··· DATA SHOWN

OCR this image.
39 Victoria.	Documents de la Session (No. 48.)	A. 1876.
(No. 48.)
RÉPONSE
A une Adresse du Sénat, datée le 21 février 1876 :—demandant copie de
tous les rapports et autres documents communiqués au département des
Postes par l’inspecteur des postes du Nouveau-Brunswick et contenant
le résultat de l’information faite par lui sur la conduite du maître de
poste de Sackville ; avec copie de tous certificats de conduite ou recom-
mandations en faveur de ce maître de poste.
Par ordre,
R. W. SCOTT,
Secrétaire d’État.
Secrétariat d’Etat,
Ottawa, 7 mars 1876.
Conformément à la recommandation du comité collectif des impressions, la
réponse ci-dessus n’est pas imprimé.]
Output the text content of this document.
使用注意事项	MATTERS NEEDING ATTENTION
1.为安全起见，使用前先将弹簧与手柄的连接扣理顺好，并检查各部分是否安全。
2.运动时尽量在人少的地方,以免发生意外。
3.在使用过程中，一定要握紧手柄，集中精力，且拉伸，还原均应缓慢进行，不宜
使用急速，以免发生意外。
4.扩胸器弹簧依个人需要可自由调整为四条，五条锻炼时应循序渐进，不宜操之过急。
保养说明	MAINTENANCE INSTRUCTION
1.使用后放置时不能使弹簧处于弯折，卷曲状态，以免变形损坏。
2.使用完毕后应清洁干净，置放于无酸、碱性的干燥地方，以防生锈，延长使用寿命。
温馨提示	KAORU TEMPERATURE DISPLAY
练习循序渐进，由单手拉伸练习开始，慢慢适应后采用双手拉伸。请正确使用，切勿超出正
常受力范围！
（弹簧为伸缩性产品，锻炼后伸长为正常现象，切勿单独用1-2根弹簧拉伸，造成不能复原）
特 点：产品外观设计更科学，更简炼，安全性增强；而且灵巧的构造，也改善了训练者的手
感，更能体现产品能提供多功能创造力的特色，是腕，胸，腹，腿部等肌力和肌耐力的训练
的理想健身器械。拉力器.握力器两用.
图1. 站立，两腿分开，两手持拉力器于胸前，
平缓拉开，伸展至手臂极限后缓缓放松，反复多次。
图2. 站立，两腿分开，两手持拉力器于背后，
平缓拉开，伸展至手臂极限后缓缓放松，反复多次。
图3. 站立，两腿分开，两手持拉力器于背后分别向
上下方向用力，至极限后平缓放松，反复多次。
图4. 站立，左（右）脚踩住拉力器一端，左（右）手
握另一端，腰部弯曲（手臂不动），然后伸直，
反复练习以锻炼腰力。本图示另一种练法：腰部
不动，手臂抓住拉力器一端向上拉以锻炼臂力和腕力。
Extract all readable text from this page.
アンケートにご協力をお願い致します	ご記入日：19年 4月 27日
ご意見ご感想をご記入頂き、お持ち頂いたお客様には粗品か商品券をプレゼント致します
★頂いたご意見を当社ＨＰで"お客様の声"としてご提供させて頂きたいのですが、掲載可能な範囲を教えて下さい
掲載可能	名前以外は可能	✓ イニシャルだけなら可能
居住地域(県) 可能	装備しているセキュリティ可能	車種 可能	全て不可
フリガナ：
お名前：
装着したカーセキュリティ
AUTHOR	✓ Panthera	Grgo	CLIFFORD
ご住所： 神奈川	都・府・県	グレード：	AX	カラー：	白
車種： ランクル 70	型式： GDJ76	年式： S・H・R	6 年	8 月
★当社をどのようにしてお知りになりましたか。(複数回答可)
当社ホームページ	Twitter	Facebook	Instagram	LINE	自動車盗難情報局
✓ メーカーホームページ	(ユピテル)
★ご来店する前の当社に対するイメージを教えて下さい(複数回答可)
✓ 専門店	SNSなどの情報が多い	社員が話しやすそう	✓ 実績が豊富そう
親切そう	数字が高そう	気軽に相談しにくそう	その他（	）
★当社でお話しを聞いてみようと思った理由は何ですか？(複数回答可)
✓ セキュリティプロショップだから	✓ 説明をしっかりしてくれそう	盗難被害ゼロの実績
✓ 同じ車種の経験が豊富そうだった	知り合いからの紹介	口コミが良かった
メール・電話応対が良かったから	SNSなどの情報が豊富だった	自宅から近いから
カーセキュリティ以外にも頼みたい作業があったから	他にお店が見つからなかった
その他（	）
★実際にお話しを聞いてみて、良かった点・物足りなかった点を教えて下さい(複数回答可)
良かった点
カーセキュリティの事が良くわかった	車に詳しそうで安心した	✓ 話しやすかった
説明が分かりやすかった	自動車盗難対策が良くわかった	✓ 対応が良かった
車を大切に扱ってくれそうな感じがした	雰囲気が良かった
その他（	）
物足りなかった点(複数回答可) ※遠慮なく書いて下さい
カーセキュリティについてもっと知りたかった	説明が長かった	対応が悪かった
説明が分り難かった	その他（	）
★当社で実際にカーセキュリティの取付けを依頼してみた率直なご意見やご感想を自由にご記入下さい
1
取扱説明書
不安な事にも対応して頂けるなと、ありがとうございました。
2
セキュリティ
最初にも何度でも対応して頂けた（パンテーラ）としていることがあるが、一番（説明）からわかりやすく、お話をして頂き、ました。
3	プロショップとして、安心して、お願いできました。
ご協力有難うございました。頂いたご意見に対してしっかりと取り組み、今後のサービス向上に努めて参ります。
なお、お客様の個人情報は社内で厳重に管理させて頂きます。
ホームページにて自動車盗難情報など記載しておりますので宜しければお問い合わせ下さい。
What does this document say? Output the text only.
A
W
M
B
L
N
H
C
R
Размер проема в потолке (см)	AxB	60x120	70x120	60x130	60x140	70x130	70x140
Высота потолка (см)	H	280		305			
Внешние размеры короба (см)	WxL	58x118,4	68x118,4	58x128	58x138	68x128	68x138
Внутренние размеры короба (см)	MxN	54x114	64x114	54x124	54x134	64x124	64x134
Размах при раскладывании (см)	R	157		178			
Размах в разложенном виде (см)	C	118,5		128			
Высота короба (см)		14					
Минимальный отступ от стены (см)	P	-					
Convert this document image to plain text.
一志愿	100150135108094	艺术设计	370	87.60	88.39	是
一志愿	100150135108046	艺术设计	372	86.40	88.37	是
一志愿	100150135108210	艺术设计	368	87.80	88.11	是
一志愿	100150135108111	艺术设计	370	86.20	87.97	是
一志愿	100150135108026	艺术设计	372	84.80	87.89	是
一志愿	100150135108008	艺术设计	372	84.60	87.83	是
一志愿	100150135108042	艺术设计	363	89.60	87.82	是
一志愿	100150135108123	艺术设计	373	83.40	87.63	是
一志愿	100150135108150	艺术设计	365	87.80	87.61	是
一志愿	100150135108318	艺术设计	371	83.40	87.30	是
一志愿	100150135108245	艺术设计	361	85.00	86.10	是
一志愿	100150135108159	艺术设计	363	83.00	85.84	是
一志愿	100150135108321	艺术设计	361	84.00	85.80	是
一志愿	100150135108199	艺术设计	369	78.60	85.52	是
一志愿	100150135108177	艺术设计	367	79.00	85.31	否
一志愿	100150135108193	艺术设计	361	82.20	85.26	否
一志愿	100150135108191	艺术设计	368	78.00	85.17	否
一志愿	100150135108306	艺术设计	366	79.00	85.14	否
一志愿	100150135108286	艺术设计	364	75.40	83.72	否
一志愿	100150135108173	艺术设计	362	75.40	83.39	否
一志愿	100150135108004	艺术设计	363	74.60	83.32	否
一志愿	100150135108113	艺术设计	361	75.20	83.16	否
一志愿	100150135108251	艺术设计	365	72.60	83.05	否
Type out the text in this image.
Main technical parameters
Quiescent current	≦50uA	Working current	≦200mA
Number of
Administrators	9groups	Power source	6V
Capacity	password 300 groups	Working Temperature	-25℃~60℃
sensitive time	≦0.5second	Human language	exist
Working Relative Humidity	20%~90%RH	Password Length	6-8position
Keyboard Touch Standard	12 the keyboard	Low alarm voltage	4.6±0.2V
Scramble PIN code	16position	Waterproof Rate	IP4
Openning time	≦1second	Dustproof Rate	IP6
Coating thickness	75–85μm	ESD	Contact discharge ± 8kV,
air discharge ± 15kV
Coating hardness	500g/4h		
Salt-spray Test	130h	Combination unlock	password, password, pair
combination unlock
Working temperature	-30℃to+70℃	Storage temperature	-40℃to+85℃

······

■ **WHAT TO DO**: Pick out every line holding the string "tous" and return it.

■ **THE RESPONSE**:
tous les rapports et autres documents communiqués au département des
poste de Sackville ; avec copie de tous certificats de conduite ou recom-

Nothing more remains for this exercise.